→ **REQUIRED TASK**: Pull out every line below that contains the word "抗疫檢討".

........

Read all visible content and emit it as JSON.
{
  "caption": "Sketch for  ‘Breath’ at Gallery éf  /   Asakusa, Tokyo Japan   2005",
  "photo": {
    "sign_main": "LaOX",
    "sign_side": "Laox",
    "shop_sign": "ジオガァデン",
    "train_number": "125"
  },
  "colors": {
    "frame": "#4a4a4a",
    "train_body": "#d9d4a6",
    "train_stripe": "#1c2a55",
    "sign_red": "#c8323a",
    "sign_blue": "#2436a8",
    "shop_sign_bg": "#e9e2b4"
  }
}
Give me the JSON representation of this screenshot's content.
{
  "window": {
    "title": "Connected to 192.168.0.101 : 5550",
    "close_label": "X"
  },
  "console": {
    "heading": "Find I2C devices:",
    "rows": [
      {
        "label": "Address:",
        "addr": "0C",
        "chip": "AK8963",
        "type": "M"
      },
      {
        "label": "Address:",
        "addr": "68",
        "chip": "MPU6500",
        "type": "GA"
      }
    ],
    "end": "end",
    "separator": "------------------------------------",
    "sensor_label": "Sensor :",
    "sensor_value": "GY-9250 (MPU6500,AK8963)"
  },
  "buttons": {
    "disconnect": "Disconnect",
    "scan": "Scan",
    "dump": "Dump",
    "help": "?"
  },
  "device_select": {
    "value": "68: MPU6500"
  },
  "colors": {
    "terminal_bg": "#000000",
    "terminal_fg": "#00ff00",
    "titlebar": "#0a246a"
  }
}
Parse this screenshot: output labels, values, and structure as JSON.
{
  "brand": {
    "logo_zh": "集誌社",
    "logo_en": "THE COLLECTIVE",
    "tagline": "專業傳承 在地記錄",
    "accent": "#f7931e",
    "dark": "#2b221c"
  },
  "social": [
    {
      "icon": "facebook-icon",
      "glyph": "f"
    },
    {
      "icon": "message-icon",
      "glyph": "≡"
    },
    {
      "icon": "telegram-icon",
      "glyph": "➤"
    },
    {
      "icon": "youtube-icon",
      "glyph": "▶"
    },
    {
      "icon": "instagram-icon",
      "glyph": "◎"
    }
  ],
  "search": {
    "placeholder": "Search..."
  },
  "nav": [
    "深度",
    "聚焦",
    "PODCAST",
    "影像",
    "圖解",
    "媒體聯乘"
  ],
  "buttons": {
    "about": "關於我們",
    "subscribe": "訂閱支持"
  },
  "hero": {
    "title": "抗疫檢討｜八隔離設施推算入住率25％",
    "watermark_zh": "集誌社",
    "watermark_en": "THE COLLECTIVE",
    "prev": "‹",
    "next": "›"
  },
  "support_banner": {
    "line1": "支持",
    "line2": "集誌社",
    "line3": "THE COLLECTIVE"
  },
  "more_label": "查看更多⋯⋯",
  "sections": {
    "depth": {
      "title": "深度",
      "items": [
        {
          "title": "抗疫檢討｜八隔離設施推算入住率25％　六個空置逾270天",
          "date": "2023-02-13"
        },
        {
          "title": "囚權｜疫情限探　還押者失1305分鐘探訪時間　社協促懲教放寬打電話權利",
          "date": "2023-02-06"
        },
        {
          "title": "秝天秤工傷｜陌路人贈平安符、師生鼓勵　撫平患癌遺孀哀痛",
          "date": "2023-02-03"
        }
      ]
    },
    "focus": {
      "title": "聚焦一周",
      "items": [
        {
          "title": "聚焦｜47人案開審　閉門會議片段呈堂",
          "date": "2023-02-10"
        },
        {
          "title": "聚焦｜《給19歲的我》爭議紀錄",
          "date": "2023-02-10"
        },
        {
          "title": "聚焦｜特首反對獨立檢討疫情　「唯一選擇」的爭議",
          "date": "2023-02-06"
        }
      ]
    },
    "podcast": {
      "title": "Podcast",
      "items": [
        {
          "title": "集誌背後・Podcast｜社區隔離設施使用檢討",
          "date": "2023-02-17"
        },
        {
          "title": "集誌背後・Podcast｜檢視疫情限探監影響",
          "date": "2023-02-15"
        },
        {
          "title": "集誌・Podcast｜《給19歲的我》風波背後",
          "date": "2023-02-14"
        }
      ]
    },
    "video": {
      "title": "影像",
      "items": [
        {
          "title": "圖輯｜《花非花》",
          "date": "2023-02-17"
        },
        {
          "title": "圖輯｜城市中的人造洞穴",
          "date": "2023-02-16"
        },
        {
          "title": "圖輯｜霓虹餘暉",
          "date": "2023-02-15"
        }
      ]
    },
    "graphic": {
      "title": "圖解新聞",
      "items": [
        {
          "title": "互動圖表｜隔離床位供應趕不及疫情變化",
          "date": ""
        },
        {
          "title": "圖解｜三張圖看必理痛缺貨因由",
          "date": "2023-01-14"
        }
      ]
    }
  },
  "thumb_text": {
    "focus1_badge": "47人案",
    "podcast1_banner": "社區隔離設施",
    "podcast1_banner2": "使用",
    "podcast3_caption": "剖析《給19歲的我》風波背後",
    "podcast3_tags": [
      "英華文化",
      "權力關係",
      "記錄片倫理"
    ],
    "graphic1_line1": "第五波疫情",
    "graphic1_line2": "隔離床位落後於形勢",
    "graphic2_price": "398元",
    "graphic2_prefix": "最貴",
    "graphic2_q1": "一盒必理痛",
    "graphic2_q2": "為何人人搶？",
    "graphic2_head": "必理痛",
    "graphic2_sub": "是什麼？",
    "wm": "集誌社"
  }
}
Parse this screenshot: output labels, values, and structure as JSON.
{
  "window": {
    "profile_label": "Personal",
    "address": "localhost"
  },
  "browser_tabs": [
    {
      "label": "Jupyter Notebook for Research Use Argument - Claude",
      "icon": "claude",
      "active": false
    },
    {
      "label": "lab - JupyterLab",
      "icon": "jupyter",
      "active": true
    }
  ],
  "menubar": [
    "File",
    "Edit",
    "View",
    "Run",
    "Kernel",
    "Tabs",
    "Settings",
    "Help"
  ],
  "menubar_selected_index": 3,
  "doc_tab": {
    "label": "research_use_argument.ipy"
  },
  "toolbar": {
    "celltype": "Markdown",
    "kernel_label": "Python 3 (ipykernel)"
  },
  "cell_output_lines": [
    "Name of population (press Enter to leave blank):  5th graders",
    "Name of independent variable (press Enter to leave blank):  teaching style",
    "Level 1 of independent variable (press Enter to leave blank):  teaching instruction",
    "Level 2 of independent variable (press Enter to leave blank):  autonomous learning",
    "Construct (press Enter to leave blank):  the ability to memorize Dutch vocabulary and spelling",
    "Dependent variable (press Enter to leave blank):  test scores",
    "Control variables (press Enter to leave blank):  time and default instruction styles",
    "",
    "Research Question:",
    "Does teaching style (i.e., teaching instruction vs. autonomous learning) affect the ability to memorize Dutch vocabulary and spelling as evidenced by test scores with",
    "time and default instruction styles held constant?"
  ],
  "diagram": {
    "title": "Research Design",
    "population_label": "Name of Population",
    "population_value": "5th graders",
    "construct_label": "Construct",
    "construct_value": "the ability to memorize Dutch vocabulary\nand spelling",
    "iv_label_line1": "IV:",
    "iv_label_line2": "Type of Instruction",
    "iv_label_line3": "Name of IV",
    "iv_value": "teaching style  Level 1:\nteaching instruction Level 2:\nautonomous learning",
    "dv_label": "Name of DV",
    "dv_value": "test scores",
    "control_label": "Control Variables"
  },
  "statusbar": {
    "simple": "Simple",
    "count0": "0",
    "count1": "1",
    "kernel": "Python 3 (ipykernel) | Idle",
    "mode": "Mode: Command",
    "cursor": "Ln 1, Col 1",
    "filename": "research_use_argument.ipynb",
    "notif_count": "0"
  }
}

........

→ **EXERCISE RESULT**:
    "title": "抗疫檢討｜八隔離設施推算入住率25％",
          "title": "抗疫檢討｜八隔離設施推算入住率25％　六個空置逾270天",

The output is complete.